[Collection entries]

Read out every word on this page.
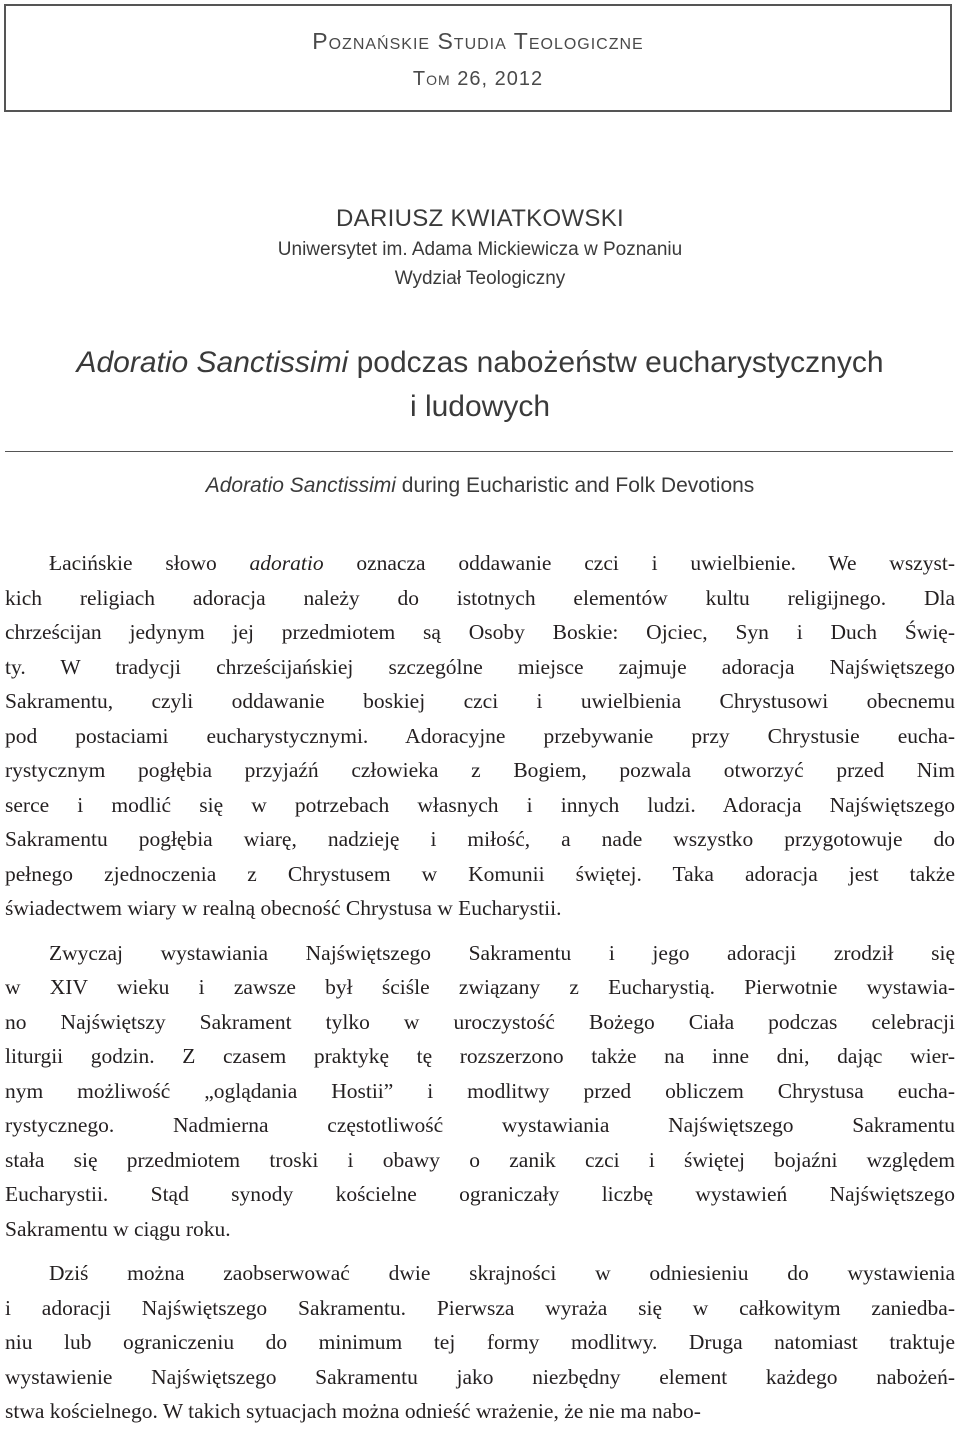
Poznańskie Studia Teologiczne
Tom 26, 2012
DARIUSZ KWIATKOWSKI
Uniwersytet im. Adama Mickiewicza w Poznaniu
Wydział Teologiczny
Adoratio Sanctissimi podczas nabożeństw eucharystycznych
i ludowych
Adoratio Sanctissimi during Eucharistic and Folk Devotions
Łacińskie słowo adoratio oznacza oddawanie czci i uwielbienie. We wszyst-
kich religiach adoracja należy do istotnych elementów kultu religijnego. Dla
chrześcijan jedynym jej przedmiotem są Osoby Boskie: Ojciec, Syn i Duch Świę-
ty. W tradycji chrześcijańskiej szczególne miejsce zajmuje adoracja Najświętszego
Sakramentu, czyli oddawanie boskiej czci i uwielbienia Chrystusowi obecnemu
pod postaciami eucharystycznymi. Adoracyjne przebywanie przy Chrystusie eucha-
rystycznym pogłębia przyjaźń człowieka z Bogiem, pozwala otworzyć przed Nim
serce i modlić się w potrzebach własnych i innych ludzi. Adoracja Najświętszego
Sakramentu pogłębia wiarę, nadzieję i miłość, a nade wszystko przygotowuje do
pełnego zjednoczenia z Chrystusem w Komunii świętej. Taka adoracja jest także
świadectwem wiary w realną obecność Chrystusa w Eucharystii.
Zwyczaj wystawiania Najświętszego Sakramentu i jego adoracji zrodził się
w XIV wieku i zawsze był ściśle związany z Eucharystią. Pierwotnie wystawia-
no Najświętszy Sakrament tylko w uroczystość Bożego Ciała podczas celebracji
liturgii godzin. Z czasem praktykę tę rozszerzono także na inne dni, dając wier-
nym możliwość „oglądania Hostii” i modlitwy przed obliczem Chrystusa eucha-
rystycznego. Nadmierna częstotliwość wystawiania Najświętszego Sakramentu
stała się przedmiotem troski i obawy o zanik czci i świętej bojaźni względem
Eucharystii. Stąd synody kościelne ograniczały liczbę wystawień Najświętszego
Sakramentu w ciągu roku.
Dziś można zaobserwować dwie skrajności w odniesieniu do wystawienia
i adoracji Najświętszego Sakramentu. Pierwsza wyraża się w całkowitym zaniedba-
niu lub ograniczeniu do minimum tej formy modlitwy. Druga natomiast traktuje
wystawienie Najświętszego Sakramentu jako niezbędny element każdego nabożeń-
stwa kościelnego. W takich sytuacjach można odnieść wrażenie, że nie ma nabo-
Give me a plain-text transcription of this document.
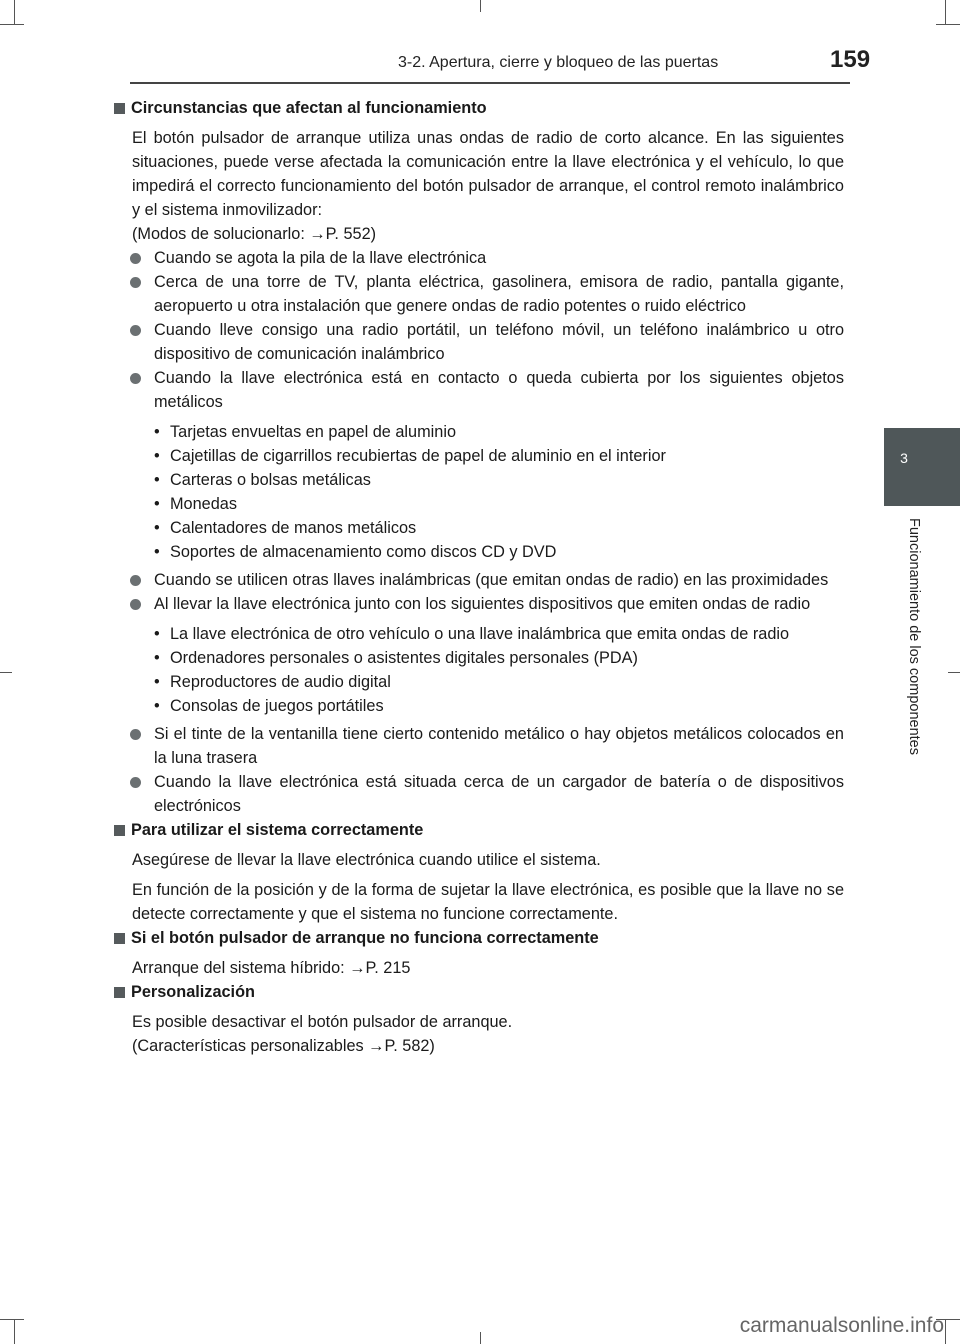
3-2. Apertura, cierre y bloqueo de las puertas	159
3
Funcionamiento de los componentes

Circunstancias que afectan al funcionamiento

El botón pulsador de arranque utiliza unas ondas de radio de corto alcance. En las siguientes situaciones, puede verse afectada la comunicación entre la llave electrónica y el vehículo, lo que impedirá el correcto funcionamiento del botón pulsador de arranque, el control remoto inalámbrico y el sistema inmovilizador:

(Modos de solucionarlo: →P. 552)

Cuando se agota la pila de la llave electrónica

Cerca de una torre de TV, planta eléctrica, gasolinera, emisora de radio, pantalla gigante, aeropuerto u otra instalación que genere ondas de radio potentes o ruido eléctrico

Cuando lleve consigo una radio portátil, un teléfono móvil, un teléfono inalámbrico u otro dispositivo de comunicación inalámbrico

Cuando la llave electrónica está en contacto o queda cubierta por los siguientes objetos metálicos

• Tarjetas envueltas en papel de aluminio
• Cajetillas de cigarrillos recubiertas de papel de aluminio en el interior
• Carteras o bolsas metálicas
• Monedas
• Calentadores de manos metálicos
• Soportes de almacenamiento como discos CD y DVD

Cuando se utilicen otras llaves inalámbricas (que emitan ondas de radio) en las proximidades

Al llevar la llave electrónica junto con los siguientes dispositivos que emiten ondas de radio

• La llave electrónica de otro vehículo o una llave inalámbrica que emita ondas de radio
• Ordenadores personales o asistentes digitales personales (PDA)
• Reproductores de audio digital
• Consolas de juegos portátiles

Si el tinte de la ventanilla tiene cierto contenido metálico o hay objetos metálicos colocados en la luna trasera

Cuando la llave electrónica está situada cerca de un cargador de batería o de dispositivos electrónicos

Para utilizar el sistema correctamente

Asegúrese de llevar la llave electrónica cuando utilice el sistema.

En función de la posición y de la forma de sujetar la llave electrónica, es posible que la llave no se detecte correctamente y que el sistema no funcione correctamente.

Si el botón pulsador de arranque no funciona correctamente

Arranque del sistema híbrido: →P. 215

Personalización

Es posible desactivar el botón pulsador de arranque.

(Características personalizables →P. 582)

carmanualsonline.info
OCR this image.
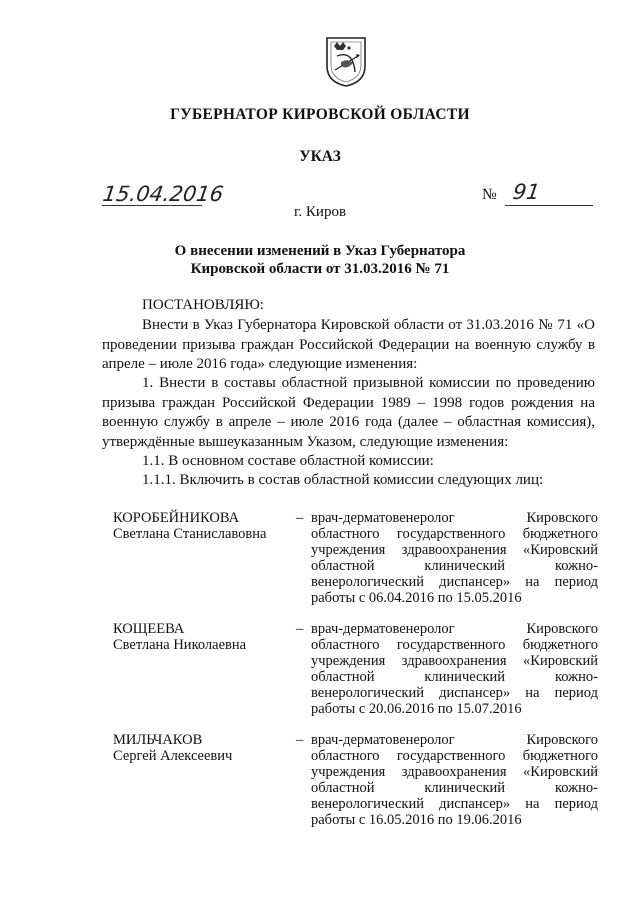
ГУБЕРНАТОР КИРОВСКОЙ ОБЛАСТИ
УКАЗ
15.04.2016	№ 91
г. Киров
О внесении изменений в Указ Губернатора
Кировской области от 31.03.2016 № 71
ПОСТАНОВЛЯЮ:
Внести в Указ Губернатора Кировской области от 31.03.2016 № 71 «О проведении призыва граждан Российской Федерации на военную службу в апреле – июле 2016 года» следующие изменения:
1. Внести в составы областной призывной комиссии по проведению призыва граждан Российской Федерации 1989 – 1998 годов рождения на военную службу в апреле – июле 2016 года (далее – областная комиссия), утверждённые вышеуказанным Указом, следующие изменения:
1.1. В основном составе областной комиссии:
1.1.1. Включить в состав областной комиссии следующих лиц:
КОРОБЕЙНИКОВА
Светлана Станиславовна
– врач-дерматовенеролог Кировского областного государственного бюджетного учреждения здравоохранения «Кировский областной клинический кожно-венерологический диспансер» на период работы с 06.04.2016 по 15.05.2016
КОЩЕЕВА
Светлана Николаевна
– врач-дерматовенеролог Кировского областного государственного бюджетного учреждения здравоохранения «Кировский областной клинический кожно-венерологический диспансер» на период работы с 20.06.2016 по 15.07.2016
МИЛЬЧАКОВ
Сергей Алексеевич
– врач-дерматовенеролог Кировского областного государственного бюджетного учреждения здравоохранения «Кировский областной клинический кожно-венерологический диспансер» на период работы с 16.05.2016 по 19.06.2016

**Problem statement:** List all lines where "Eucharystii" occurs.

**Response to the exercise:**
świadectwem wiary w realną obecność Chrystusa w Eucharystii.
Eucharystii. Stąd synody kościelne ograniczały liczbę wystawień Najświętszego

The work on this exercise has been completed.